— Start MATERIAL FOR THE TASK —

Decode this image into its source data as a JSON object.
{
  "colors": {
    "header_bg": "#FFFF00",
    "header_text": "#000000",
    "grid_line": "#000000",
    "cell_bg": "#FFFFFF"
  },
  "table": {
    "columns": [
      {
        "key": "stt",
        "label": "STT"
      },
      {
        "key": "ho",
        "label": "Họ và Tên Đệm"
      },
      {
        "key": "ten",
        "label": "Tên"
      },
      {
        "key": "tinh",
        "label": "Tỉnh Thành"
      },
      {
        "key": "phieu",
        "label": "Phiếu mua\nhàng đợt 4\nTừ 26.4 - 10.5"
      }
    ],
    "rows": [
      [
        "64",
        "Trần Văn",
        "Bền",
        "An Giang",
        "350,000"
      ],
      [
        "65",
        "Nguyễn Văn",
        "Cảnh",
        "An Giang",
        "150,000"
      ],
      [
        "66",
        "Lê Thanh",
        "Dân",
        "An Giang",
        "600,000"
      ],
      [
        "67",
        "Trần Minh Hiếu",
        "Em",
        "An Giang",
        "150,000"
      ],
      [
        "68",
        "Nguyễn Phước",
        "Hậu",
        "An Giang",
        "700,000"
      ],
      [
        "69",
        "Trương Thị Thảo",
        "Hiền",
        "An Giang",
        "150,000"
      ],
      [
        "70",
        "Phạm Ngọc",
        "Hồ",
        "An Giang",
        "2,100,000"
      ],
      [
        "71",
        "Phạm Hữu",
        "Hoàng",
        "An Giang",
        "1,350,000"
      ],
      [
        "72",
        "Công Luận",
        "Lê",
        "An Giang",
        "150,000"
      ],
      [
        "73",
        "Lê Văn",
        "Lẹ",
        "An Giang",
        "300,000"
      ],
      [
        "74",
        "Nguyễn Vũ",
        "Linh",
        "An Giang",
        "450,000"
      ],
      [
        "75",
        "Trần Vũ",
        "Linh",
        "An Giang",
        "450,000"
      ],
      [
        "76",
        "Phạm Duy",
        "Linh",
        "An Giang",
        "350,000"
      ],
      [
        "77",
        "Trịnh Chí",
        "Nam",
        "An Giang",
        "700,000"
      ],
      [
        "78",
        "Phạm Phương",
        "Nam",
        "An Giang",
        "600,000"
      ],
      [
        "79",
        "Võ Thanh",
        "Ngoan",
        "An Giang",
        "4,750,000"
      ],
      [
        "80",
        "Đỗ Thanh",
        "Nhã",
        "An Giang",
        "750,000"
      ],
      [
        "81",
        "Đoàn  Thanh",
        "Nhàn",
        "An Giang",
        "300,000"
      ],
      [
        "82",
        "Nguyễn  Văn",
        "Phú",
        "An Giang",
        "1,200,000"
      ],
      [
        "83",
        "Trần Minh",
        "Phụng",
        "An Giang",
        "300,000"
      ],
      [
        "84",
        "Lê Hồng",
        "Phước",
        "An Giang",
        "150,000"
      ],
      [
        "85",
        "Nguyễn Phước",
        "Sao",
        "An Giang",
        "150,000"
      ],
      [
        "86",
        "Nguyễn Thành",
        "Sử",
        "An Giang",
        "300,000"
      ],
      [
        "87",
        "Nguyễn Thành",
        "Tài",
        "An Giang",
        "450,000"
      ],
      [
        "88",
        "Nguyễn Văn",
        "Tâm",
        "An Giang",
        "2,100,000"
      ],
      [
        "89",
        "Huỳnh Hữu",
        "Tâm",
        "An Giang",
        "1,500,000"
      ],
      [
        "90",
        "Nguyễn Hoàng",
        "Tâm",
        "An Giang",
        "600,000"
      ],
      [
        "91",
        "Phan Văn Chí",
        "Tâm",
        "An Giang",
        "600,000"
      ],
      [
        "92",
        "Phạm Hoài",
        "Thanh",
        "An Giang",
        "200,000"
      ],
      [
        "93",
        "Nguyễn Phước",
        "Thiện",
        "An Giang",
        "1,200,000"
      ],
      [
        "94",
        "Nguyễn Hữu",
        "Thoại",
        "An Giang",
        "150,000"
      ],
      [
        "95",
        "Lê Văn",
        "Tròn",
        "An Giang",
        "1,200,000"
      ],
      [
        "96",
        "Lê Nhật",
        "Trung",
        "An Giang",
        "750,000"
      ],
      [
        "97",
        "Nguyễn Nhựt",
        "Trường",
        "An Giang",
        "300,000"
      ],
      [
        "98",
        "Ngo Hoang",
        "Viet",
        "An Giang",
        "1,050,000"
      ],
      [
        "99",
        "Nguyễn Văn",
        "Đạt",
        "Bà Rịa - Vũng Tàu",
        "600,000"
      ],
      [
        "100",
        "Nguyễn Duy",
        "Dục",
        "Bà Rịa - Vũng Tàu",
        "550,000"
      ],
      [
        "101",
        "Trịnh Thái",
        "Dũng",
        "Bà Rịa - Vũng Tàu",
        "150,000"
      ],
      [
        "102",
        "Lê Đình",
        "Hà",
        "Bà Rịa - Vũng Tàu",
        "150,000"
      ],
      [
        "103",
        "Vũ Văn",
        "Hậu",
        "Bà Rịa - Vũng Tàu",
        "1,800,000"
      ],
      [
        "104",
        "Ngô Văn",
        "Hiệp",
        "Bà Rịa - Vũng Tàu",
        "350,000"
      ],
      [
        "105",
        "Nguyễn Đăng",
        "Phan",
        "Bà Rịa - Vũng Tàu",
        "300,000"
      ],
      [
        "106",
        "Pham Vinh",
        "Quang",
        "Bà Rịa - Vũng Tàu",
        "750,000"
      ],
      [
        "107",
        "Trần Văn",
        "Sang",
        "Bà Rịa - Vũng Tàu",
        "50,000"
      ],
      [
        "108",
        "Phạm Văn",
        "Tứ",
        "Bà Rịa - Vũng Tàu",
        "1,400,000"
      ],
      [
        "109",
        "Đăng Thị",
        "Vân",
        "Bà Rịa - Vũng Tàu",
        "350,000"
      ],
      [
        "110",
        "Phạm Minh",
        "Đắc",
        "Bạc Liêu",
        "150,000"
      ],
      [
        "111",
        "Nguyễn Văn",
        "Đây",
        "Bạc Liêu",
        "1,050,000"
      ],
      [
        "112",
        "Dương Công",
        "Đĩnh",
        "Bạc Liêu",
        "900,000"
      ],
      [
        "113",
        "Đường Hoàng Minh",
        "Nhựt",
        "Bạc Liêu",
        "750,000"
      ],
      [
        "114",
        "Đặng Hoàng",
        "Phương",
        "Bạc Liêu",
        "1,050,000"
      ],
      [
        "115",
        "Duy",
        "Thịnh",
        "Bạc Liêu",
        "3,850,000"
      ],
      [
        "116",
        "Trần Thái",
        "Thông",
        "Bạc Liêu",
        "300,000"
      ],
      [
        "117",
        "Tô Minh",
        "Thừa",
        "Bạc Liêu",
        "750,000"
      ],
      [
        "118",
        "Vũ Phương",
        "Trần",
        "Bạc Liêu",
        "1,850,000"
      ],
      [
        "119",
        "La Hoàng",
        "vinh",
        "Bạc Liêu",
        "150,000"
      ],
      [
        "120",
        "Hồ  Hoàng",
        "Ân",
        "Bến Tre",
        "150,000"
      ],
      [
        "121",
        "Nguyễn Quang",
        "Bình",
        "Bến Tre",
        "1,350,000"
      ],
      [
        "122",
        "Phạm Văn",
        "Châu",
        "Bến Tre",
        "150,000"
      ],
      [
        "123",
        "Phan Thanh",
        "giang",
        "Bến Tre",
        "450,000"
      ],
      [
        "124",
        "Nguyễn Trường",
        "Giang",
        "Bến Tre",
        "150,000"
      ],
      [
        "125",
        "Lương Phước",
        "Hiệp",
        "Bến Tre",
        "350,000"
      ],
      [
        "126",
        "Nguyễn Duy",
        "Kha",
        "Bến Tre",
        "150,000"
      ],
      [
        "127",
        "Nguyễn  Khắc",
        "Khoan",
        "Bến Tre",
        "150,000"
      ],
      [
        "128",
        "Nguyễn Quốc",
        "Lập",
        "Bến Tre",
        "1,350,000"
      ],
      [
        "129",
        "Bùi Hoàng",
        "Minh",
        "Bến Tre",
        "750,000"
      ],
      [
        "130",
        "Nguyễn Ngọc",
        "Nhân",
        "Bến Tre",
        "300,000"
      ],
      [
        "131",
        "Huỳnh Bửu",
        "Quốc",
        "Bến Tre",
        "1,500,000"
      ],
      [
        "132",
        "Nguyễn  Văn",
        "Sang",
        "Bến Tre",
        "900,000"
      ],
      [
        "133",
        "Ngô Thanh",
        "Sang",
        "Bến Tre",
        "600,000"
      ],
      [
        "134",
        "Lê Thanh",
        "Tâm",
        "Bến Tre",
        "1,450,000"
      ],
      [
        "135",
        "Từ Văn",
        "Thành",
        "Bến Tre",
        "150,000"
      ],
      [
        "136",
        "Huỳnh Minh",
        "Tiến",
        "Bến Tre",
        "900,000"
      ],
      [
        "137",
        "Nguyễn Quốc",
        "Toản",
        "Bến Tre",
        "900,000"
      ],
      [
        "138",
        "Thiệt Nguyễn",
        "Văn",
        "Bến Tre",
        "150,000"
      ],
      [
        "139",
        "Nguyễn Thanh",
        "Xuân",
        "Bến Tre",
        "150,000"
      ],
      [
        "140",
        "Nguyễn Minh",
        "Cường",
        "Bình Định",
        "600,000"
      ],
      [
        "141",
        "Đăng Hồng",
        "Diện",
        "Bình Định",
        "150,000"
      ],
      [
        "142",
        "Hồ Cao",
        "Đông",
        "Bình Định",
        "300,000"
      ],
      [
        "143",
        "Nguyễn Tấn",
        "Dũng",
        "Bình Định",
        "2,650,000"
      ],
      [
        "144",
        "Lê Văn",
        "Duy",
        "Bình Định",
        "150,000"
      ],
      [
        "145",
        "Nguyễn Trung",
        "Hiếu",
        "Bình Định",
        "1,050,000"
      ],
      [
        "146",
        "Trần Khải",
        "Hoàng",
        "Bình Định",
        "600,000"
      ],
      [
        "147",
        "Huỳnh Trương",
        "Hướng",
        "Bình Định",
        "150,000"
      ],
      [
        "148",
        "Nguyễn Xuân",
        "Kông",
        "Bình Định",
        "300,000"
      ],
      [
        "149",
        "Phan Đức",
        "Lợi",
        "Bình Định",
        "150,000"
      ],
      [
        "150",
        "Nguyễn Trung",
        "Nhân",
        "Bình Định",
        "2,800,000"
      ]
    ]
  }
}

— End MATERIAL FOR THE TASK —

# STATED GOAL
How many lines in the records hold the string "Thành"? Reply with the number alone.

# PROBLEM SOLUTION
4